_Record set_
== == ==

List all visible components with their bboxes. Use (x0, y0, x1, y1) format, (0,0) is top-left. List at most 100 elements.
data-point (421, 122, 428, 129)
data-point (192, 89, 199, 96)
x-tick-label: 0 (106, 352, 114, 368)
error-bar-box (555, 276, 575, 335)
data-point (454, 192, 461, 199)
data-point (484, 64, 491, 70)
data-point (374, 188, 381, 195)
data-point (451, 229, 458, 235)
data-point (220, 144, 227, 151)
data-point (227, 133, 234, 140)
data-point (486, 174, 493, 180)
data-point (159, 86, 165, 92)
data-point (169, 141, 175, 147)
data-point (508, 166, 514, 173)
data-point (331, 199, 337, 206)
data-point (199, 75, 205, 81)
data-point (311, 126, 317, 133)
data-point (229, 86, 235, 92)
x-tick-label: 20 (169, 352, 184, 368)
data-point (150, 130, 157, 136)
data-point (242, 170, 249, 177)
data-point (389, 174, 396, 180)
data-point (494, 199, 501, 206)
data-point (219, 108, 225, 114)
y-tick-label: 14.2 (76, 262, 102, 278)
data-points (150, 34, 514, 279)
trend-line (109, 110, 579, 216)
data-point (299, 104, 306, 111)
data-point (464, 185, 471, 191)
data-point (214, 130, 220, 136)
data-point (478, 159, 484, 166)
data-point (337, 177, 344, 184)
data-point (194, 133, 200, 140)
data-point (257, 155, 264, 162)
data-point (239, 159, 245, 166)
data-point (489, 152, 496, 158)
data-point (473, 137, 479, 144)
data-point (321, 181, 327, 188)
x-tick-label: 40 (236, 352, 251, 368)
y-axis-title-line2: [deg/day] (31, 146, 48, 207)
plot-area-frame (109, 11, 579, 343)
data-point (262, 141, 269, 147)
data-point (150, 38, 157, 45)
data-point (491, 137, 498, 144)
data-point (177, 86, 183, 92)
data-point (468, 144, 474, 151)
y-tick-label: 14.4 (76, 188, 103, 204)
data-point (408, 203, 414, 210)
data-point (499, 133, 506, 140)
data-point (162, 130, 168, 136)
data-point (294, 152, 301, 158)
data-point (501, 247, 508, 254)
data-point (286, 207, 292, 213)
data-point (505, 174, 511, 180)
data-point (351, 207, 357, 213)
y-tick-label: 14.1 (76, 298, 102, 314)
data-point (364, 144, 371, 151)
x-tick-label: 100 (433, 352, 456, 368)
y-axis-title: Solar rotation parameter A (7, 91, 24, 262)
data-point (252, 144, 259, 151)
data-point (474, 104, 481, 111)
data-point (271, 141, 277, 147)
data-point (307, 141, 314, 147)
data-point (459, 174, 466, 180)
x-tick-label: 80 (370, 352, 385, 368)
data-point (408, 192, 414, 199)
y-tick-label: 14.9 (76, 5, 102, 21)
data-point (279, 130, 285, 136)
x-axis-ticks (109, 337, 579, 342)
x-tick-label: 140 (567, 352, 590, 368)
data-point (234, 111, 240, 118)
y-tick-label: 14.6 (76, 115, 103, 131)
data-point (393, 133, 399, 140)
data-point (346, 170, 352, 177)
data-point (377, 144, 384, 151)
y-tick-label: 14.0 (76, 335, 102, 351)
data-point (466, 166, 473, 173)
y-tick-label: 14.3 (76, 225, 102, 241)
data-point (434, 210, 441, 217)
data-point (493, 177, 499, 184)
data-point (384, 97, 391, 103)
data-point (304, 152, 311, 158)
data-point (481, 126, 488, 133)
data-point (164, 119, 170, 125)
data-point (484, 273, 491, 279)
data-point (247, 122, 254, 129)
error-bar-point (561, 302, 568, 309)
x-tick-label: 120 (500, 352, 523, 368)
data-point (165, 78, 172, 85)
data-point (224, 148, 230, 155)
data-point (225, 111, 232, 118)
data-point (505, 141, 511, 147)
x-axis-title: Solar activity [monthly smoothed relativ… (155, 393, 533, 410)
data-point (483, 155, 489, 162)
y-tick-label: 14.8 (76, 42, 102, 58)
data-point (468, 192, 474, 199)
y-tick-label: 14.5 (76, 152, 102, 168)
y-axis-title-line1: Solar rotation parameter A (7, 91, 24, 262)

== == ==

_What is asked_
Reproduce every line of the items above verbatim, with no changes, additions or omissions.

_Solution to the exercise_
List all visible components with their bboxes. Use (x0, y0, x1, y1) format, (0,0) is top-left. List at most 100 elements.
data-point (421, 122, 428, 129)
data-point (192, 89, 199, 96)
x-tick-label: 0 (106, 352, 114, 368)
error-bar-box (555, 276, 575, 335)
data-point (454, 192, 461, 199)
data-point (484, 64, 491, 70)
data-point (374, 188, 381, 195)
data-point (451, 229, 458, 235)
data-point (220, 144, 227, 151)
data-point (227, 133, 234, 140)
data-point (486, 174, 493, 180)
data-point (159, 86, 165, 92)
data-point (169, 141, 175, 147)
data-point (508, 166, 514, 173)
data-point (331, 199, 337, 206)
data-point (199, 75, 205, 81)
data-point (311, 126, 317, 133)
data-point (229, 86, 235, 92)
x-tick-label: 20 (169, 352, 184, 368)
data-point (150, 130, 157, 136)
data-point (242, 170, 249, 177)
data-point (389, 174, 396, 180)
data-point (494, 199, 501, 206)
data-point (219, 108, 225, 114)
y-tick-label: 14.2 (76, 262, 102, 278)
data-points (150, 34, 514, 279)
trend-line (109, 110, 579, 216)
data-point (299, 104, 306, 111)
data-point (464, 185, 471, 191)
data-point (214, 130, 220, 136)
data-point (478, 159, 484, 166)
data-point (337, 177, 344, 184)
data-point (194, 133, 200, 140)
data-point (257, 155, 264, 162)
data-point (239, 159, 245, 166)
data-point (489, 152, 496, 158)
data-point (473, 137, 479, 144)
data-point (321, 181, 327, 188)
x-tick-label: 40 (236, 352, 251, 368)
y-axis-title-line2: [deg/day] (31, 146, 48, 207)
plot-area-frame (109, 11, 579, 343)
data-point (262, 141, 269, 147)
data-point (150, 38, 157, 45)
data-point (491, 137, 498, 144)
data-point (177, 86, 183, 92)
data-point (468, 144, 474, 151)
y-tick-label: 14.4 (76, 188, 103, 204)
data-point (408, 203, 414, 210)
data-point (499, 133, 506, 140)
data-point (162, 130, 168, 136)
data-point (294, 152, 301, 158)
data-point (501, 247, 508, 254)
data-point (286, 207, 292, 213)
data-point (505, 174, 511, 180)
data-point (351, 207, 357, 213)
y-tick-label: 14.1 (76, 298, 102, 314)
data-point (364, 144, 371, 151)
x-tick-label: 100 (433, 352, 456, 368)
y-axis-title: Solar rotation parameter A (7, 91, 24, 262)
data-point (252, 144, 259, 151)
data-point (474, 104, 481, 111)
data-point (271, 141, 277, 147)
data-point (307, 141, 314, 147)
data-point (459, 174, 466, 180)
x-tick-label: 80 (370, 352, 385, 368)
data-point (408, 192, 414, 199)
y-tick-label: 14.9 (76, 5, 102, 21)
data-point (279, 130, 285, 136)
x-axis-ticks (109, 337, 579, 342)
x-tick-label: 140 (567, 352, 590, 368)
data-point (234, 111, 240, 118)
y-tick-label: 14.6 (76, 115, 103, 131)
data-point (393, 133, 399, 140)
data-point (346, 170, 352, 177)
data-point (377, 144, 384, 151)
y-tick-label: 14.0 (76, 335, 102, 351)
data-point (466, 166, 473, 173)
y-tick-label: 14.3 (76, 225, 102, 241)
data-point (434, 210, 441, 217)
data-point (493, 177, 499, 184)
data-point (384, 97, 391, 103)
data-point (304, 152, 311, 158)
data-point (481, 126, 488, 133)
data-point (164, 119, 170, 125)
data-point (484, 273, 491, 279)
data-point (247, 122, 254, 129)
error-bar-point (561, 302, 568, 309)
x-tick-label: 120 (500, 352, 523, 368)
data-point (165, 78, 172, 85)
data-point (224, 148, 230, 155)
data-point (225, 111, 232, 118)
data-point (505, 141, 511, 147)
x-axis-title: Solar activity [monthly smoothed relativ… (155, 393, 533, 410)
data-point (483, 155, 489, 162)
y-tick-label: 14.8 (76, 42, 102, 58)
data-point (468, 192, 474, 199)
y-tick-label: 14.5 (76, 152, 102, 168)
y-axis-title-line1: Solar rotation parameter A (7, 91, 24, 262)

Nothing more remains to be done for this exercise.